◆ Text extract
* start *
This has a political manifesto feel to me. It is angry, and defiant . ( which is not a bad thing actually ) Some of my better poetry has come from being pissed !  lol Here's the deal though Darlin  Don't tell me what you are pissed about, show me . By showing the reader what you see, you draw them in, make them part of the situation, and we always " FEEL" when we are directly affected,hence the point of writing ( for me at least lol ) To provoke a response, and to be provoked . 

Much enjoyed Hun


----------



## rainhands (May 10, 2010)

Hi Mr. Beard, and welcome,

I've read through this and the comments you've received, and urge you to listen without getting defensive. The piece is abstract, relying on generalisations, and is didactic to the point that I  really don't care. I don't like being told what to think. Your statements are extremely bland and aren't backed up by anything concrete, and I could take issue with nearly all of them. For example, just the line "Childhood is innocence" gets on my nerves. _My_ childhood certainly wasn't. I think all children are far less innocent than we like to imagine. Children can be manipulative and bullying and lying. Simply put, this is a generalised and uninformed rant that adds up to nothing more than melodrama. I don't think there's anything to salvage from the piece, and that you'd do better to read lots of poetry if you're really serious about improving. Best,

-R


----------



## MaggieG (May 10, 2010)

Ok...  Don't know if I am over stepping my bounds here, but I just read this thread. First.... Please do not take offense to what I told you. If was not meant to offend you. Secondly Hun... The first time I ever posted on a board ? Let's put it this way... lol What has been said here is absolutely kind in comparison. I bawled like a baby !  LOL 

Then...  

I got mad as hell and wrote. I kept writing, and kept reading, and kept writing , and kept reading. The day someone read something I wrote, and said ( and I quote ! lol ) " This doesn't entirely suck. " I almost peed my pants with joy !  lol Why ? Because this strange little habit I do matters to me. I want it to be good. Not just to myself but to others that read it as well. I have no doubt you are of a like mind. ( or simply put you wouldn't be here )
* end *
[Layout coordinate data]
* start *
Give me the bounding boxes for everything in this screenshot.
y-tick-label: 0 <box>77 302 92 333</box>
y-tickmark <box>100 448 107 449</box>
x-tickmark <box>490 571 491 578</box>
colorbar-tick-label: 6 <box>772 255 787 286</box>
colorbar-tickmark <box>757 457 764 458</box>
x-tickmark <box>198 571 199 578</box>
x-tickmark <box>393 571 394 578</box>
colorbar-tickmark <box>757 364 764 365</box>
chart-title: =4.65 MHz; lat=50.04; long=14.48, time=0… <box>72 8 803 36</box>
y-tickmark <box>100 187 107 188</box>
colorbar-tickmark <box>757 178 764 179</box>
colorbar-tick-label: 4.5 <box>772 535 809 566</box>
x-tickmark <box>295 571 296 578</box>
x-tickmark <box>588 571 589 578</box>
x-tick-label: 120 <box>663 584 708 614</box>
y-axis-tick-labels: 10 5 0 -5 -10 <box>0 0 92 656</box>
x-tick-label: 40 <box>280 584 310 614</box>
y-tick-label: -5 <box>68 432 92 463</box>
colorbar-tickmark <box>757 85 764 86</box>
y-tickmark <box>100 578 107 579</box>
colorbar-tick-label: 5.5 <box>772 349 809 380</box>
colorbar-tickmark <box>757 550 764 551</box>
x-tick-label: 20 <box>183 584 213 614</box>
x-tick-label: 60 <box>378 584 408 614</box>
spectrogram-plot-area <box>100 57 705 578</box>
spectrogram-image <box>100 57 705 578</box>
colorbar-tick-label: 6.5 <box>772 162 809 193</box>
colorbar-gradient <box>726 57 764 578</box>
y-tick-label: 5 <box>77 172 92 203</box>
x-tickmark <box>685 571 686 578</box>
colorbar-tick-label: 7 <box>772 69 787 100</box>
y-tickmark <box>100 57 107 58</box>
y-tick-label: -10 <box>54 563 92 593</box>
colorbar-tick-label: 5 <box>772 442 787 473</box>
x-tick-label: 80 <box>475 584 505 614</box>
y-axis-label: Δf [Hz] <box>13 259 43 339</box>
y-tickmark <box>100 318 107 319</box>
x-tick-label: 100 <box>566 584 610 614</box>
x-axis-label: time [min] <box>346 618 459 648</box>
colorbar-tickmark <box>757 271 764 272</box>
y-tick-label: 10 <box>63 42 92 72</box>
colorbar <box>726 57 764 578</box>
* end *
◆ What to do
1: In the poetry critique thread, which line does rainhands say gets on their nerves?
2: Do these statements agree with the poetry critique thread? (a) rainhands believes there is something in the piece worth salvaging. (b) MaggieG cried after posting on a board for the first time. (c) The first commenter says some of their better poetry came from being angry.
3: Could you write the next part of the poetry critique thread, picking up after its final sentence?
The entries above are separate from the poetry critique thread.

◆ Answers to the exercise
1: "Childhood is innocence"

2:
(a) No: "I don't think there's anything to salvage from the piece"
(b) Yes: "I bawled like a baby"
(c) Yes: "Some of my better poetry has come from being pissed"

3:
I have read your poem several times. There is an image in your head you see as art. I know there is. Now this is where the "craft" aspect of this comes into play. I can not see it with you. Make me see it as well. Walk me into your world, and show me around. I know it takes time, and work. And if you are like most writers I know, that alone will test your patience. 

I am telling you as another writer...  It is worth it.


----------



## MisterSpider (May 10, 2010)

It is no surprise that you think this poem is beautiful, as you are the author and this is your creation. It _is_ a list of abstract nouns; you have 40+ abstract nouns in a 43 line poem. I suggested that you read some poetry -- some good poetry from a reputable journal, to clarify -- so that you can see that this is not the way to write a poem because it means absolutely nothing to everyone involved. Why does it mean nothing? Because it could mean anything. When you use words like "Weak" and "Pride" you rely not on concrete images, but fuzzy feelings that don't add up into anything, that don't provoke any tangible images. Lines like "the strong will rise" are limp platitudes and easily done and this poem is filled with them.


----------



## Ilasir Maroa (May 10, 2010)

Abstract nouns and adjectives have one major use in writing, to reflect character or narrator judgement. As this is a poem without a true character voice, most abstract words are only going to obscure and weaken your meaning. "Thieves prosper" is a good example of an abstract phrase. How exactly do these theives prosper? Are we talking crime in the streets thieves, or crime in the suites thieves?

How is the world "so chaotic"? What effect does the have on the value and meaning of honour? How are we defining honour?

My suggestion would be to pick one or three of the connected ideas in this poem and start over, working to illustrate your claims with concrete examples and imagery.  This allows the reader to form their own opinion and thus become invested in the poem--something which cannot really occur if you are telling them what to think.


----------



## Mr. Beard (May 16, 2010)

I've taken everything into consideration and it is all well received.  

Thanks to to all who commented.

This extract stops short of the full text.